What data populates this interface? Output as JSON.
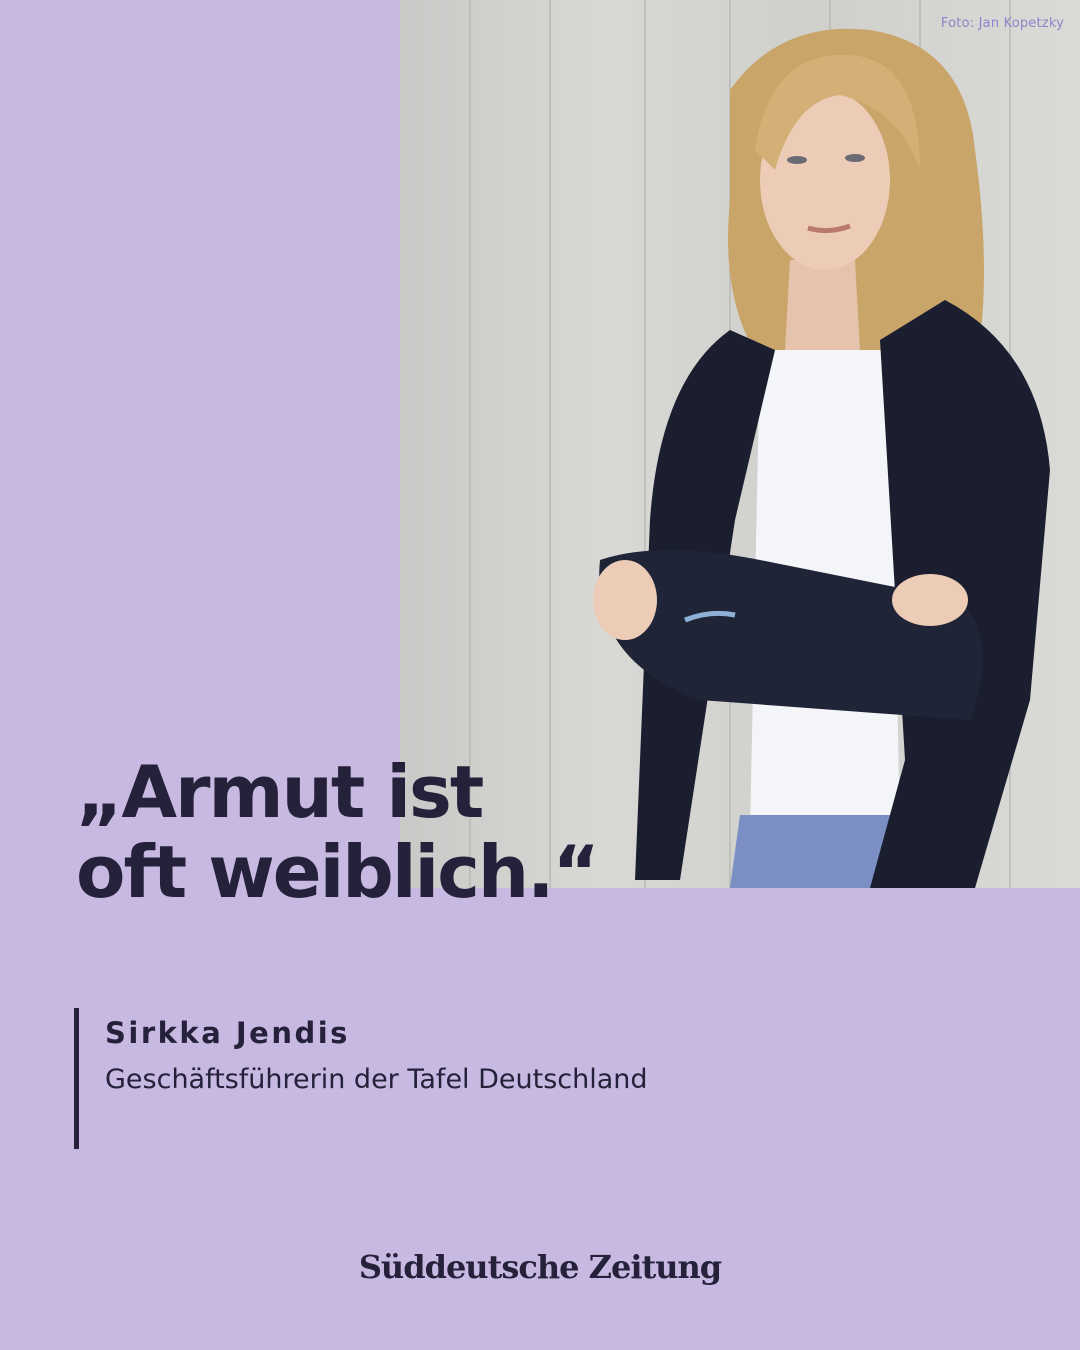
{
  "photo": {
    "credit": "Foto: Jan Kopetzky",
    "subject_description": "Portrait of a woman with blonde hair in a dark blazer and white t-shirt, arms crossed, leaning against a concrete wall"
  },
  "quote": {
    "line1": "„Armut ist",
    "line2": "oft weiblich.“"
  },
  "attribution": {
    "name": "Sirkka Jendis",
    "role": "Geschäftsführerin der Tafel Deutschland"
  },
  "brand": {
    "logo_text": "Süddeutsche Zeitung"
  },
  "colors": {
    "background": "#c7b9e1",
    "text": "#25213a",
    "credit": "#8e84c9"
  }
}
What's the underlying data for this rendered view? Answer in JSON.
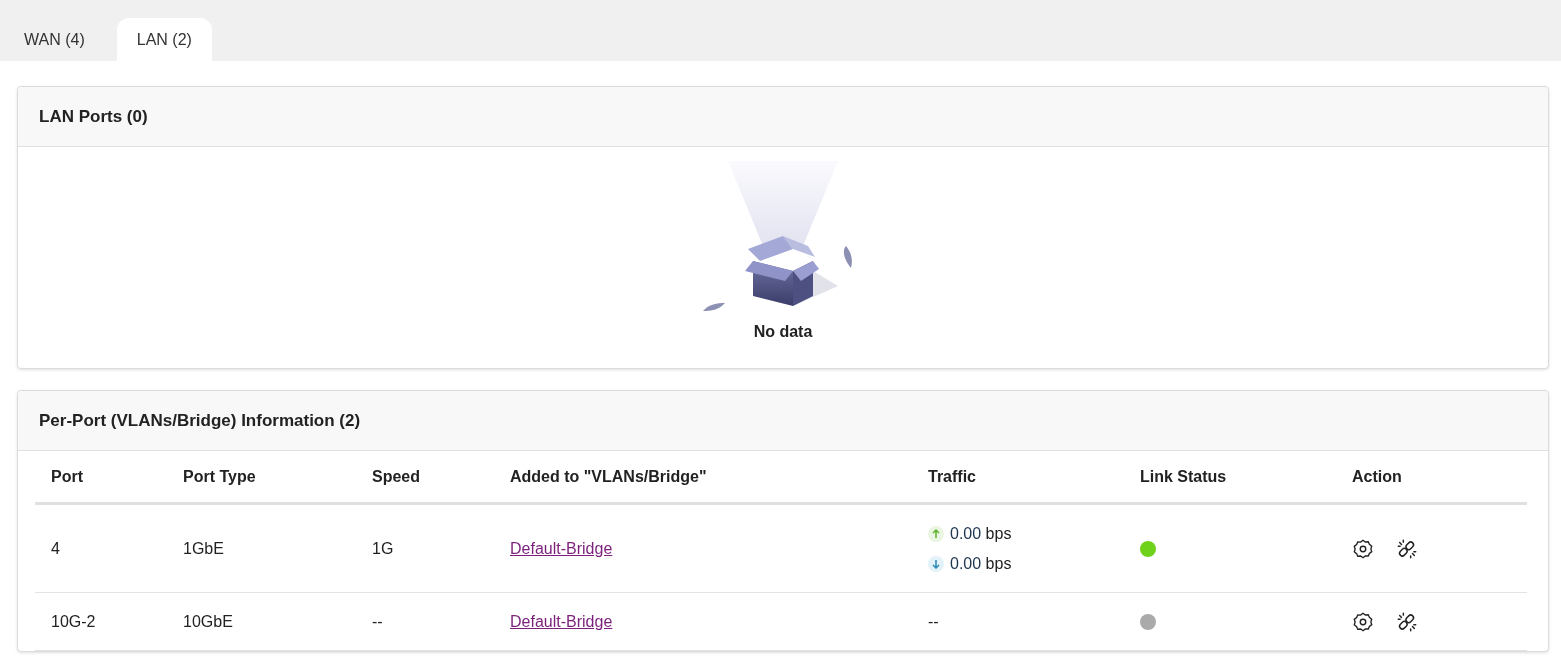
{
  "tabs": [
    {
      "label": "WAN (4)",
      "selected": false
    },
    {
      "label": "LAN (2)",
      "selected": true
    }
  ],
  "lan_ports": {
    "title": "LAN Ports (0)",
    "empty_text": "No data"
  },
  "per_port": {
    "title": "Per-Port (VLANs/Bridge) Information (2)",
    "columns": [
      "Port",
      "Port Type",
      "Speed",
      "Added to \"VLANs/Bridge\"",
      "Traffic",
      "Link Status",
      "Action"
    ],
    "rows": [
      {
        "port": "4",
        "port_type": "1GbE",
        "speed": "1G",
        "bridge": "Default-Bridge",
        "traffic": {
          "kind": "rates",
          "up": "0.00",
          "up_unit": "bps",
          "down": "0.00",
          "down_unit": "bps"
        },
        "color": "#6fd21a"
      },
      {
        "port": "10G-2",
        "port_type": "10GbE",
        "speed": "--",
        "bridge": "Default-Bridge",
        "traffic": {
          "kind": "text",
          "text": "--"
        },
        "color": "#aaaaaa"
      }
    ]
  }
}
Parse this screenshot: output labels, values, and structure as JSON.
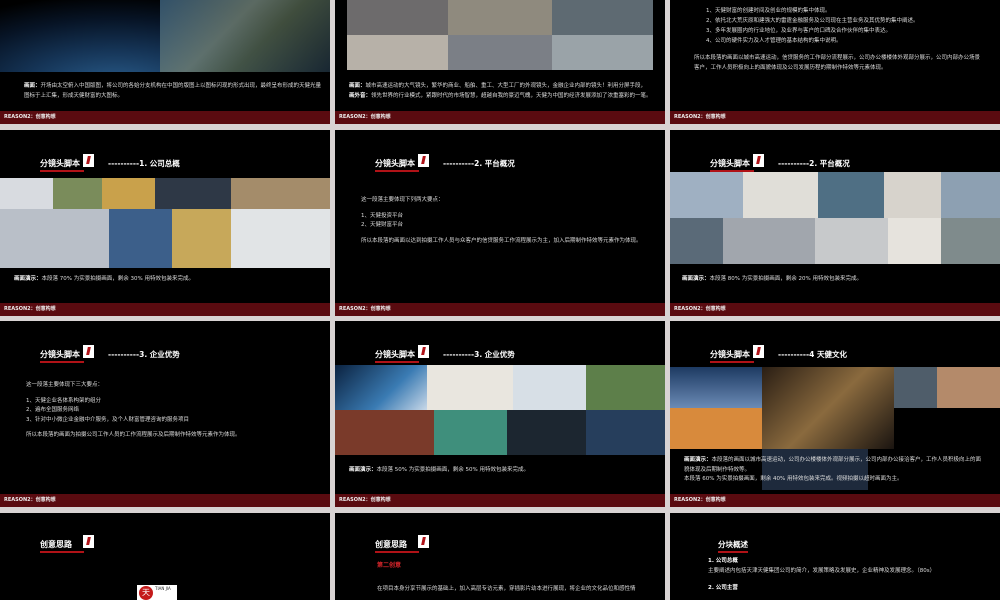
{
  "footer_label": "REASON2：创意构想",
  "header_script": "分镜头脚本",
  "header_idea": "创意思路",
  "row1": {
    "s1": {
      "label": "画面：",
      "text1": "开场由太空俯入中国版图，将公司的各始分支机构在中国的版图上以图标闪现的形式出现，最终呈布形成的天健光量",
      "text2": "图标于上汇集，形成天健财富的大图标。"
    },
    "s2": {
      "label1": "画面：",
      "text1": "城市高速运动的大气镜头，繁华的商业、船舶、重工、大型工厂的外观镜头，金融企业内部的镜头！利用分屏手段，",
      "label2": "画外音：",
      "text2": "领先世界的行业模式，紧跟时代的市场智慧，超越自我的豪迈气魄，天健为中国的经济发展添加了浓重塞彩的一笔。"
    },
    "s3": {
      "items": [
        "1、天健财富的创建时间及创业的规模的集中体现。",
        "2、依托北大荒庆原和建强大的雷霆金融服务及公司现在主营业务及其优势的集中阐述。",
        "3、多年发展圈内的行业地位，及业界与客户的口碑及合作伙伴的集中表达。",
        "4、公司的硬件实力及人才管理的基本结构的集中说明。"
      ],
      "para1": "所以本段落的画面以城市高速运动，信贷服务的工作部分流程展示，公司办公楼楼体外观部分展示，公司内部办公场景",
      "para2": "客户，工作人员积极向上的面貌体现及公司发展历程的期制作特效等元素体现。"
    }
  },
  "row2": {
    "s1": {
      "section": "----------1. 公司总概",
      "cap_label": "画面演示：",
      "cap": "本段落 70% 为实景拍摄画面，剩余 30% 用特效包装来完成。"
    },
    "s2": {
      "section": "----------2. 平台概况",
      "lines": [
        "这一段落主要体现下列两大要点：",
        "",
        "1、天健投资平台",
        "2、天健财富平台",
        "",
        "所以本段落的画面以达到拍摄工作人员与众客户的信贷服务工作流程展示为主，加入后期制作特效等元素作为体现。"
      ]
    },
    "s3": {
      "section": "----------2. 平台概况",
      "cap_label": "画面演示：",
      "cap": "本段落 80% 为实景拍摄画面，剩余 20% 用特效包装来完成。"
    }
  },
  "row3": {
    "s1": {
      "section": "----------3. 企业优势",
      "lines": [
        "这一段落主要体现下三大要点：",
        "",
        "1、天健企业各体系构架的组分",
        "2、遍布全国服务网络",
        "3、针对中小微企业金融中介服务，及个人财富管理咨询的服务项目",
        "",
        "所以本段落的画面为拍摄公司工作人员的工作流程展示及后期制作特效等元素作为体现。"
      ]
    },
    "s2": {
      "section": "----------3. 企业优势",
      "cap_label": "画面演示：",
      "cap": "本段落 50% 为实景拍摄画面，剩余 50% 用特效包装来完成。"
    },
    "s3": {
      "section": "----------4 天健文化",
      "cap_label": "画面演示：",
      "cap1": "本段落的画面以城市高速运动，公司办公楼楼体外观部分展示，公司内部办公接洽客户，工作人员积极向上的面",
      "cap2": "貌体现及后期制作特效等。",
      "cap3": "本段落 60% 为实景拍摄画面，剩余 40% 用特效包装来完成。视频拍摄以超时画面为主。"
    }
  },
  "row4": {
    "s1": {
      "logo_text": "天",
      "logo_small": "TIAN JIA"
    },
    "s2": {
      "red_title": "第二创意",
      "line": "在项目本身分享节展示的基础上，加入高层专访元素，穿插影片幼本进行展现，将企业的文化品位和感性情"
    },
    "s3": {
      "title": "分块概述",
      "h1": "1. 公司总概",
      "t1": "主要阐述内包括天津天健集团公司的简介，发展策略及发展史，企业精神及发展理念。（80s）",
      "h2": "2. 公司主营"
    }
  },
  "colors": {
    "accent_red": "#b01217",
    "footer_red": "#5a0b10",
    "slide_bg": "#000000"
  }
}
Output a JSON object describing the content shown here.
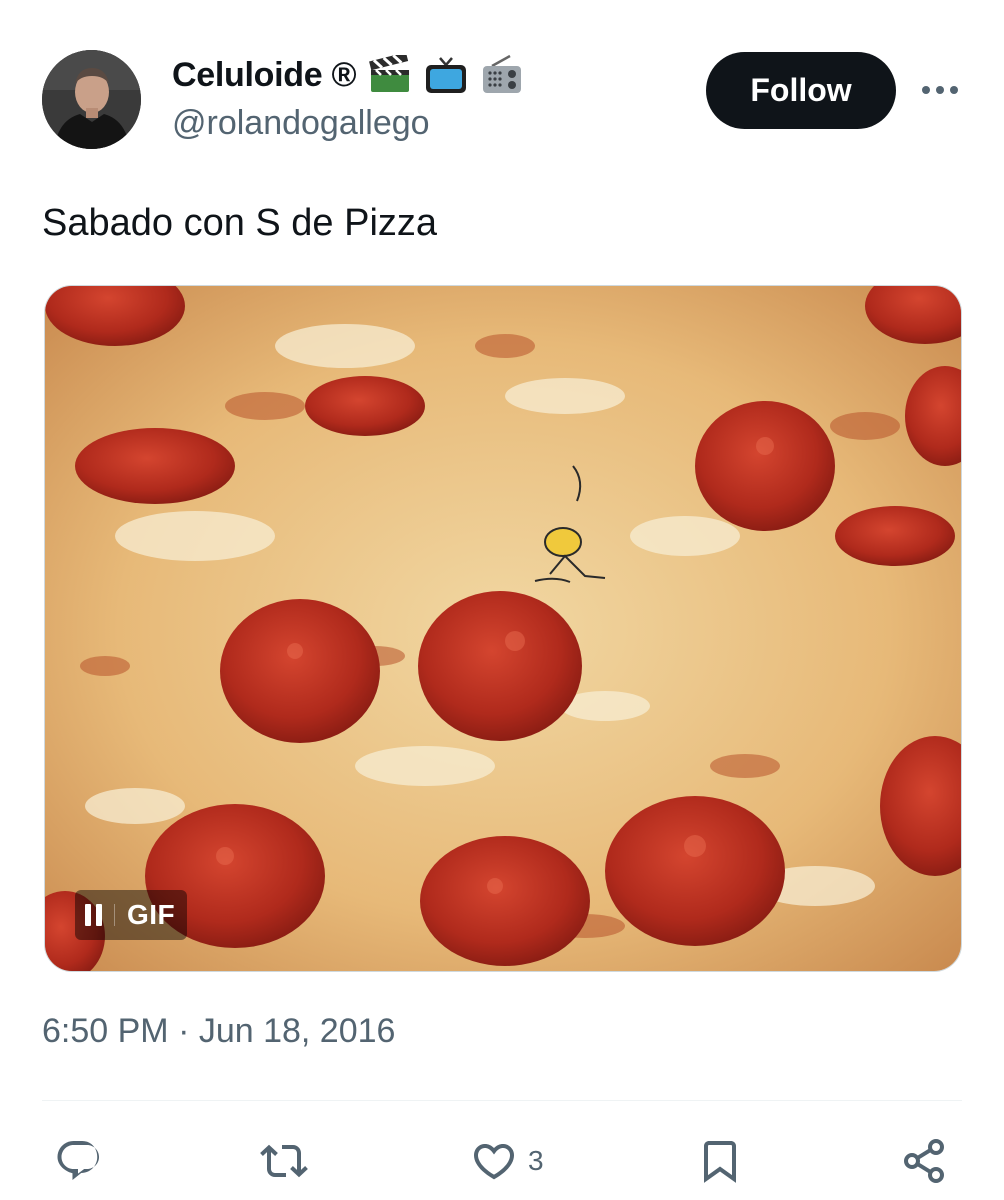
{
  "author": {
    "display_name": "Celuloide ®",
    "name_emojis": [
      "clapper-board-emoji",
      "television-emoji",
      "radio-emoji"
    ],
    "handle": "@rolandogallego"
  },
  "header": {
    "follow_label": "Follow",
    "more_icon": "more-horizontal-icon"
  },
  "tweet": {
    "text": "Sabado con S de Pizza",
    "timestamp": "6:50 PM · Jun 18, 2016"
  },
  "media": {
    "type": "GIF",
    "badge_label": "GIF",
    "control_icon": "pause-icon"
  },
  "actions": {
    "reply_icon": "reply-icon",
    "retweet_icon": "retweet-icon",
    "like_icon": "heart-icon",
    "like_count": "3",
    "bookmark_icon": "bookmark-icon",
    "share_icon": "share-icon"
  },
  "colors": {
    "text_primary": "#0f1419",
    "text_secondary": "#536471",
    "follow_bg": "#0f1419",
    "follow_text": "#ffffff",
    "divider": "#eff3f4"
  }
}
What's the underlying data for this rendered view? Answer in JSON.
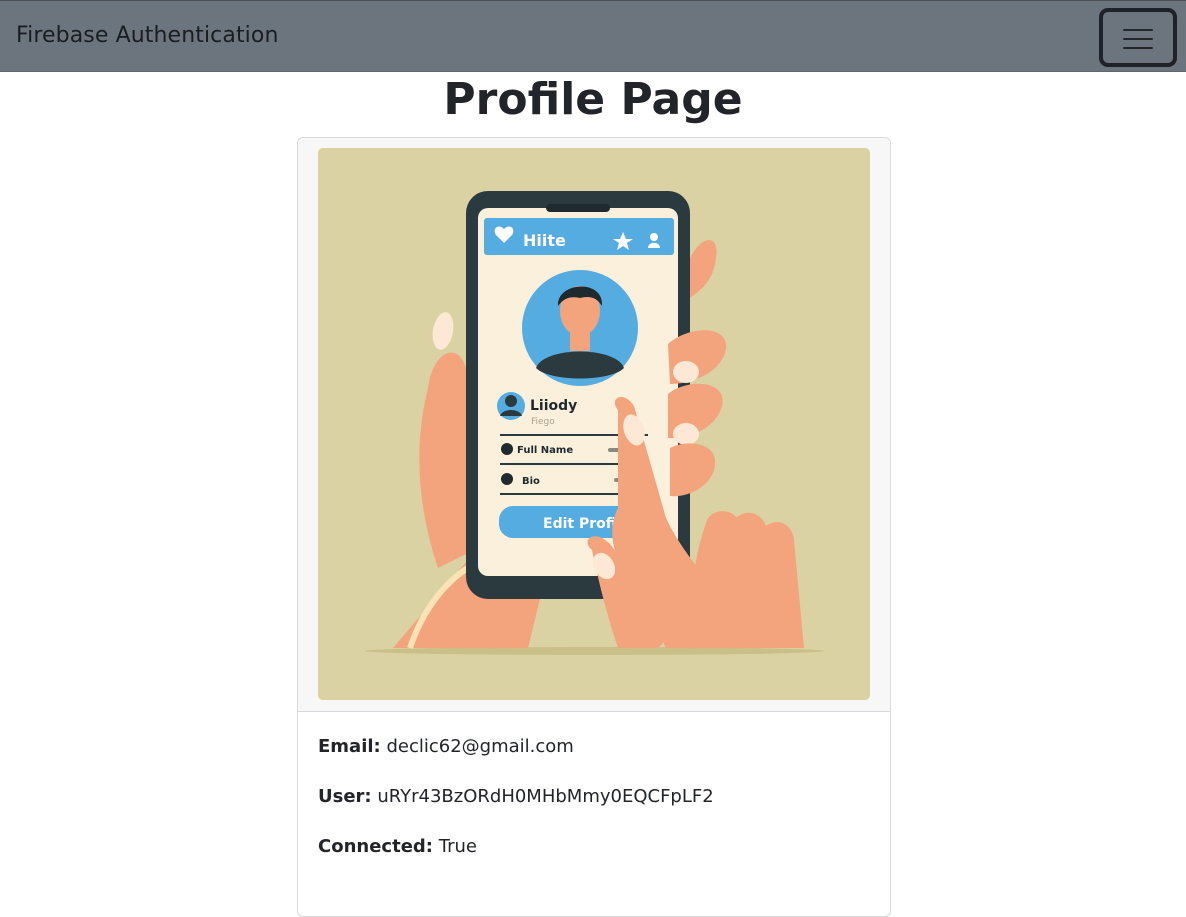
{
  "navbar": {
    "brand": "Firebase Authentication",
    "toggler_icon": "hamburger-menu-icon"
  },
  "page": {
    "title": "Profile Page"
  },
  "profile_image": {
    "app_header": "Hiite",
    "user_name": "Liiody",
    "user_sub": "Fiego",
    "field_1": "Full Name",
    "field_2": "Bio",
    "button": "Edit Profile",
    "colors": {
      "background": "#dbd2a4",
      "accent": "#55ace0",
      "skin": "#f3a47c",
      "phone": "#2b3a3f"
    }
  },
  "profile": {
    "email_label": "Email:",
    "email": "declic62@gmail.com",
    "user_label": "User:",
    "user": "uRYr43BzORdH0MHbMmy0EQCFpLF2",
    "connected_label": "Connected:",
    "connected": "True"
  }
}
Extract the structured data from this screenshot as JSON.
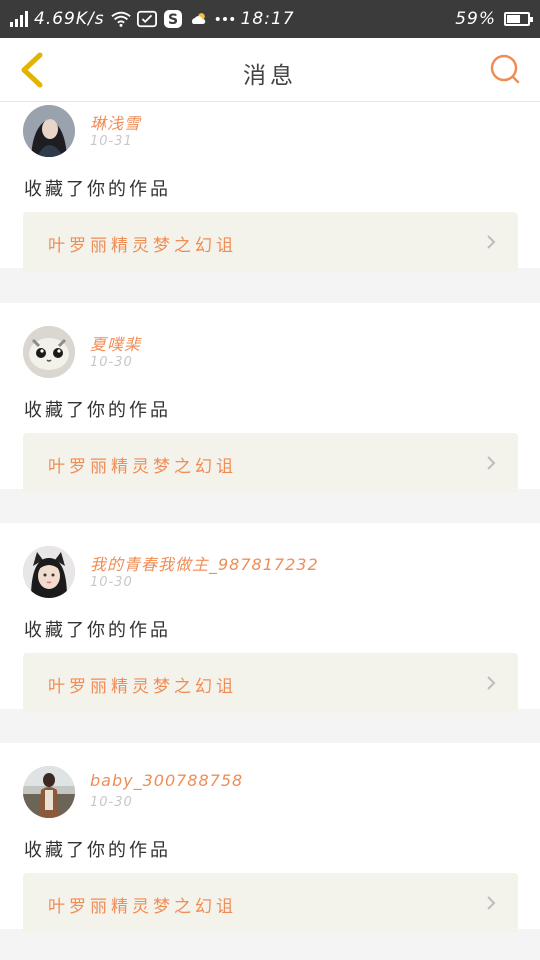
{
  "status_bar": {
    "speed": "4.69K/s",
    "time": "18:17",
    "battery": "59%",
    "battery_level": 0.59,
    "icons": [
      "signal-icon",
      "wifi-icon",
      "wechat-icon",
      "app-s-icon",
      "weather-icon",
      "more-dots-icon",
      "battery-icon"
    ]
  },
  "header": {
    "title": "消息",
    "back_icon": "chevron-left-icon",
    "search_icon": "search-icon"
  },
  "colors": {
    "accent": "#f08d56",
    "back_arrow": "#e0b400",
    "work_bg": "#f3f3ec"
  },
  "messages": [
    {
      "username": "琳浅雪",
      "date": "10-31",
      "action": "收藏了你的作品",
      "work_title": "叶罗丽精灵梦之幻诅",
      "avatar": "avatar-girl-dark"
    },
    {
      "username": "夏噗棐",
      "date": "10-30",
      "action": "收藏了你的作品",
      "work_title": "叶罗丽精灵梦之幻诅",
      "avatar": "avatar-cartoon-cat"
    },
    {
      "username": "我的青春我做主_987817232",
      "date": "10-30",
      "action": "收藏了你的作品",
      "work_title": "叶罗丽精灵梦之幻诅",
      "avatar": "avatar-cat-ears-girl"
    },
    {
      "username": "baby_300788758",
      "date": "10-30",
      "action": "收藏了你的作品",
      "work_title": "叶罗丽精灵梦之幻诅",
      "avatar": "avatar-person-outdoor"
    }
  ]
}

================================

Given request:
Gather each line from the entries above that includes the word "data".

Exercise solution:
What data populates this interface? Output as JSON.
What's the underlying data for this rendered view? Answer in JSON.
    "empty_text": "No data"
What's the underlying data for this rendered view? Answer in JSON.
Extract the structured data from this screenshot as JSON.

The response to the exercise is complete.